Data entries
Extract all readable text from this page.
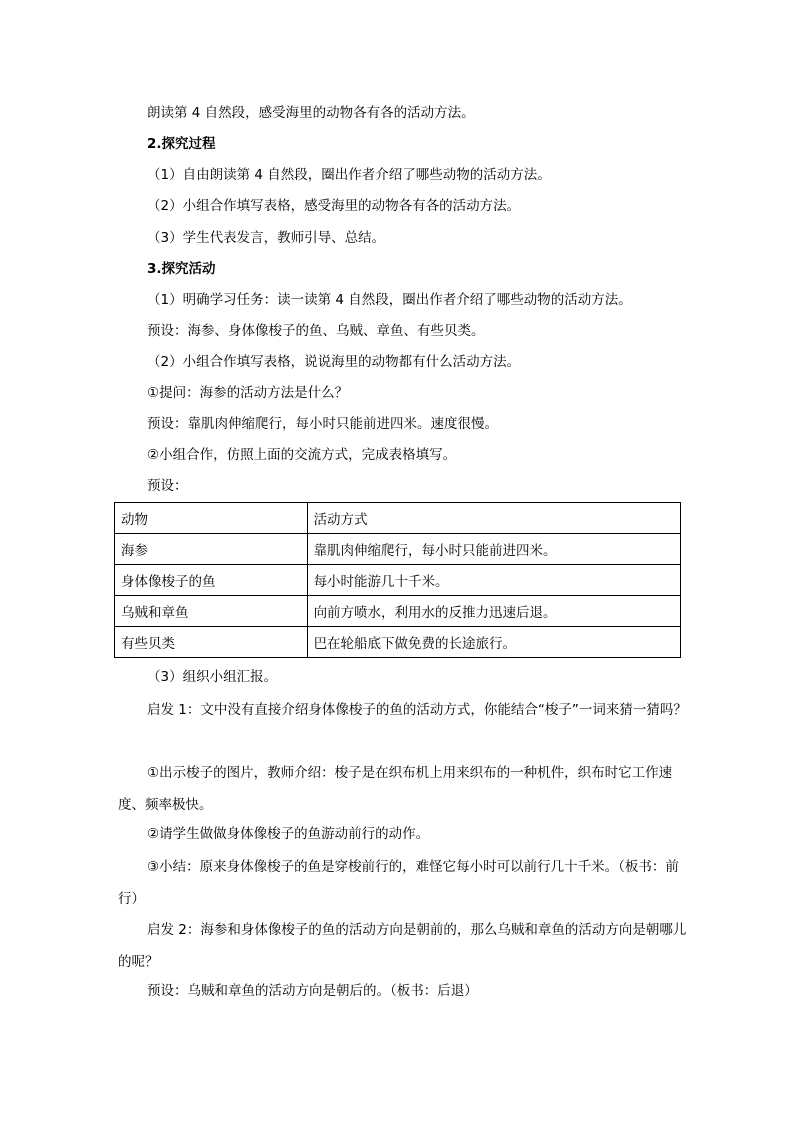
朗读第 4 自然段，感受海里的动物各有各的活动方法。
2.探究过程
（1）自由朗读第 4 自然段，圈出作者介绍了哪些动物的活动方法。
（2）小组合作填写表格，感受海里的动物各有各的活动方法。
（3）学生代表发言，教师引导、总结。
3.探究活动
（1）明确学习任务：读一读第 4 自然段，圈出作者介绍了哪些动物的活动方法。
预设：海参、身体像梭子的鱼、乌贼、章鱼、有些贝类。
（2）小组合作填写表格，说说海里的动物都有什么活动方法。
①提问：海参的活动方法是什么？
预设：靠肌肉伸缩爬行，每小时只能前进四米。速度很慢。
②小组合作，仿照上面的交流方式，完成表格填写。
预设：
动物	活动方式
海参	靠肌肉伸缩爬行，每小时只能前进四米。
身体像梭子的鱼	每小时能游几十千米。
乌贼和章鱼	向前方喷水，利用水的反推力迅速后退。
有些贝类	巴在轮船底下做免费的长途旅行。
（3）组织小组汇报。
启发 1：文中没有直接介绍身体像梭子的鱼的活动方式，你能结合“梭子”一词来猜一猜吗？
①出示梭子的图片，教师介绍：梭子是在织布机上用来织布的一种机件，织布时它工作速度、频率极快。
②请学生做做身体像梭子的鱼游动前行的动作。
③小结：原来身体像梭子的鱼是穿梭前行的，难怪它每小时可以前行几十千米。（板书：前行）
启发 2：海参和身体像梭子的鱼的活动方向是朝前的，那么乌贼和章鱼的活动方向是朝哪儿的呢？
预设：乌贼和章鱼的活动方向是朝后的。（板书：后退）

* * *

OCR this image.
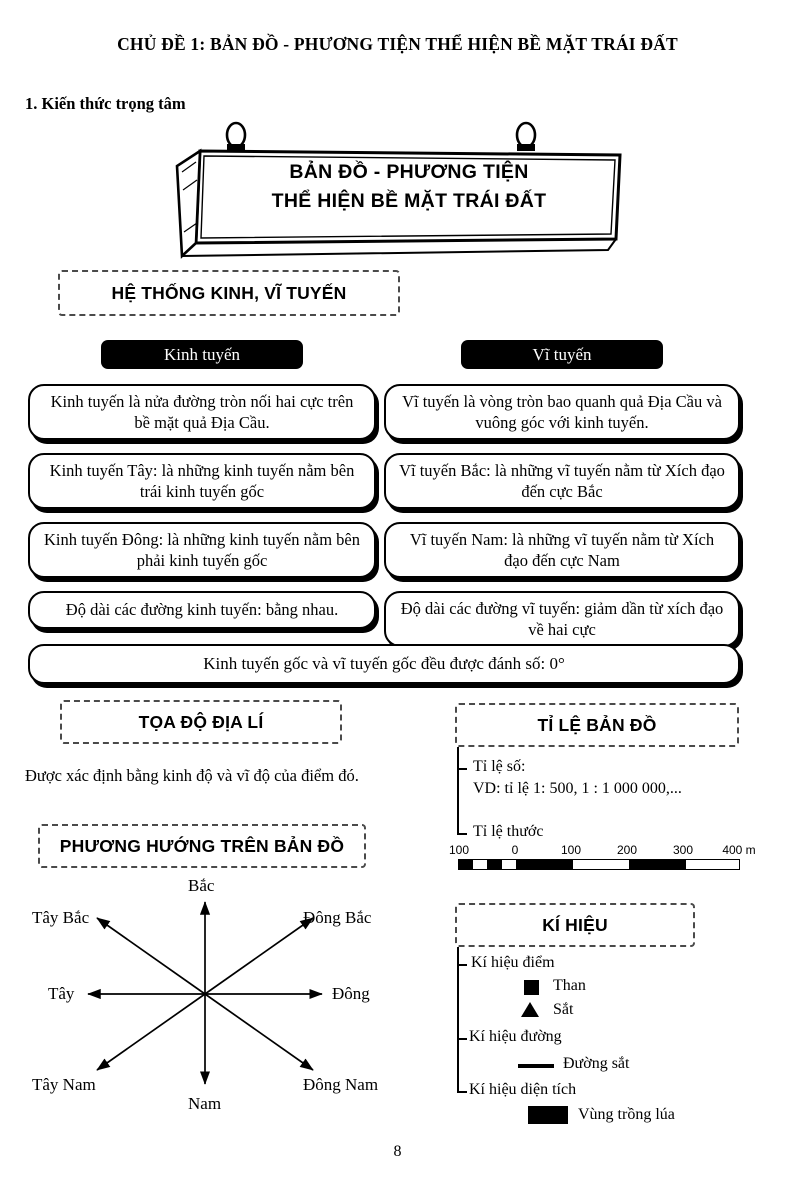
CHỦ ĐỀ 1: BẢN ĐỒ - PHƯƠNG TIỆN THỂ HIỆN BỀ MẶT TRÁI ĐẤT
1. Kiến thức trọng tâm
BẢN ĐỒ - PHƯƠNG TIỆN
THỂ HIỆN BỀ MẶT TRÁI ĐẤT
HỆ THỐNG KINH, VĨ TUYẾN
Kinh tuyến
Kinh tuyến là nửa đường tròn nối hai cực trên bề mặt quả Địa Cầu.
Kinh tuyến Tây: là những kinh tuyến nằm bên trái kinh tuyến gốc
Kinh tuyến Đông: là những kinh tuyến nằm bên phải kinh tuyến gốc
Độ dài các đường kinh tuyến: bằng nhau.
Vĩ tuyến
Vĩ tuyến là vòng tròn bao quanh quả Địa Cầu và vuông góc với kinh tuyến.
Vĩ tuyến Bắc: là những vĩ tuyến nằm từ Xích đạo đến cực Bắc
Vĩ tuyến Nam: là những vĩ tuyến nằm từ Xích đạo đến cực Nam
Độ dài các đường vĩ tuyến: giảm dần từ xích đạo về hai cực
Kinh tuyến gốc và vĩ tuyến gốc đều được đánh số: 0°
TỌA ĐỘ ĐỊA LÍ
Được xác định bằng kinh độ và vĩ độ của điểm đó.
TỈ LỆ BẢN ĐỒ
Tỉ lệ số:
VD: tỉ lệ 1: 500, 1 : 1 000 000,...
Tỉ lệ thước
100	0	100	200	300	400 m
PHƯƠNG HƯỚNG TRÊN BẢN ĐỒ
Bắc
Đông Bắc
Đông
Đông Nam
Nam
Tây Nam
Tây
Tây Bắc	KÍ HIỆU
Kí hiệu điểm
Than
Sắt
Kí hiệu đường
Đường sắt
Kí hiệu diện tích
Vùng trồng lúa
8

Your objective - List every line above containing the word "this".

Reply to the exercise -
Extract all readable text from this page.
OCR this image.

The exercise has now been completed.